Written problem:
Report how many of the lines below contain the string "最終更新", giving only the number.

====== Supplied information

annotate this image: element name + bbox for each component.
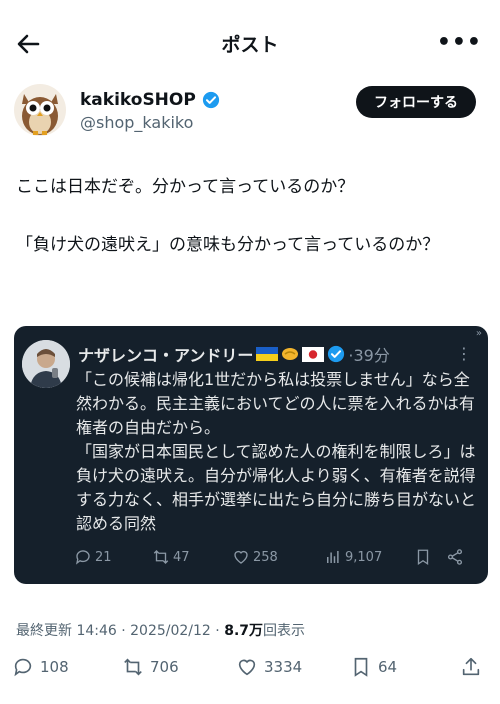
top-bar: ポスト ••• [0,0,500,88]
ukraine-flag-icon [256,347,279,361]
like-button[interactable]: 3334 [236,656,302,678]
quoted-views-count: 9,107 [345,549,383,565]
bookmark-icon [417,549,429,566]
updated-timestamp: 最終更新 14:46 · 2025/02/12 · [16,623,225,639]
follow-button[interactable]: フォローする [356,86,476,118]
owl-avatar-icon [14,84,66,136]
author-avatar[interactable] [14,84,66,136]
quoted-verified-badge-icon [328,345,345,363]
quoted-repost: 47 [152,548,232,566]
reply-icon [14,658,32,677]
quoted-paragraph: 「この候補は帰化1世だから私は投票しません」なら全然わかる。民主主義においてどの… [76,370,475,437]
person-avatar-icon [22,340,70,388]
view-label: 回表示 [263,623,306,639]
post-meta: 最終更新 14:46 · 2025/02/12 · 8.7万回表示 [16,620,305,640]
share-icon [447,549,463,565]
quoted-post-card[interactable]: » ナザレンコ・アンドリー ·39分 ⋮ 「この候補は帰化1世だから私は投票しま… [14,326,488,584]
quoted-like: 258 [232,548,324,566]
quoted-like-count: 258 [253,549,278,565]
repost-icon [153,550,169,564]
bookmark-button[interactable]: 64 [350,656,397,678]
quoted-action-bar: 21 47 258 9,107 [74,548,474,566]
quoted-reply: 21 [74,548,152,566]
author-name-text[interactable]: kakikoSHOP [80,90,196,110]
repost-icon [124,658,142,676]
quoted-post-time: ·39分 [348,346,390,365]
verified-badge-icon [202,91,219,109]
views-chart-icon [327,551,339,563]
post-paragraph: ここは日本だぞ。分かって言っているのか？ [16,177,355,197]
quoted-time-text: 39分 [353,346,390,365]
repost-count: 706 [150,658,179,676]
post-paragraph: 「負け犬の遠吠え」の意味も分かって言っているのか？ [16,235,440,255]
author-name[interactable]: kakikoSHOP [80,90,220,110]
more-options-icon[interactable]: ••• [437,30,482,55]
view-count: 8.7万 [224,623,264,639]
reply-icon [75,550,90,565]
handshake-icon [282,348,299,360]
quoted-author-line: ナザレンコ・アンドリー ·39分 [78,342,390,366]
heart-icon [238,659,256,676]
bookmark-icon [354,657,368,677]
action-bar: 108 706 3334 64 [12,656,492,684]
heart-icon [234,550,248,564]
quoted-post-text: 「この候補は帰化1世だから私は投票しません」なら全然わかる。民主主義においてどの… [76,368,480,536]
bookmark-count: 64 [378,658,398,676]
quoted-reply-count: 21 [95,549,112,565]
quoted-more-icon: ⋮ [456,344,472,363]
reply-button[interactable]: 108 [12,656,69,678]
quoted-share [446,548,464,566]
reply-count: 108 [40,658,69,676]
page-title: ポスト [221,34,279,56]
post-text: ここは日本だぞ。分かって言っているのか？ 「負け犬の遠吠え」の意味も分かって言っ… [16,172,486,260]
expand-icon: » [475,328,482,339]
author-handle[interactable]: @shop_kakiko [80,113,193,132]
repost-button[interactable]: 706 [122,656,179,678]
share-upload-icon [462,657,480,676]
quoted-author-name: ナザレンコ・アンドリー [78,346,254,365]
japan-flag-icon [302,346,325,362]
quoted-author-avatar [22,340,70,388]
quoted-views: 9,107 [324,548,414,566]
quoted-repost-count: 47 [173,549,190,565]
quoted-paragraph: 「国家が日本国民として認めた人の権利を制限しろ」は負け犬の遠吠え。自分が帰化人よ… [76,442,477,533]
share-button[interactable] [460,656,482,678]
like-count: 3334 [264,658,303,676]
quoted-bookmark [414,548,446,566]
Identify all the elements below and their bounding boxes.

============

Solved exercise:
2